Retype the material that follows, keeping every word as it is.

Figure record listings
□ □ □
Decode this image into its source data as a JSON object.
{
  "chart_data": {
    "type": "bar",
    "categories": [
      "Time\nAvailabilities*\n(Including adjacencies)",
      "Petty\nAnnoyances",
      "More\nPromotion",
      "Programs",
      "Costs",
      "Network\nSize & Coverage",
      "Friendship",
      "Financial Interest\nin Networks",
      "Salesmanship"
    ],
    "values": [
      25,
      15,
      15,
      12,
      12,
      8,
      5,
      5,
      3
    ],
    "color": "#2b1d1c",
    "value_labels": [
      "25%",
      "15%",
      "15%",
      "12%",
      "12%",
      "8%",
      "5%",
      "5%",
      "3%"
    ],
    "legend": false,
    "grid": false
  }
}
□ □ □
- Completed exercise:
Decode this image into its source data as a JSON object.
{
  "chart_data": {
    "type": "bar",
    "categories": [
      "Time\nAvailabilities*\n(Including adjacencies)",
      "Petty\nAnnoyances",
      "More\nPromotion",
      "Programs",
      "Costs",
      "Network\nSize & Coverage",
      "Friendship",
      "Financial Interest\nin Networks",
      "Salesmanship"
    ],
    "values": [
      25,
      15,
      15,
      12,
      12,
      8,
      5,
      5,
      3
    ],
    "color": "#2b1d1c",
    "value_labels": [
      "25%",
      "15%",
      "15%",
      "12%",
      "12%",
      "8%",
      "5%",
      "5%",
      "3%"
    ],
    "legend": false,
    "grid": false
  }
}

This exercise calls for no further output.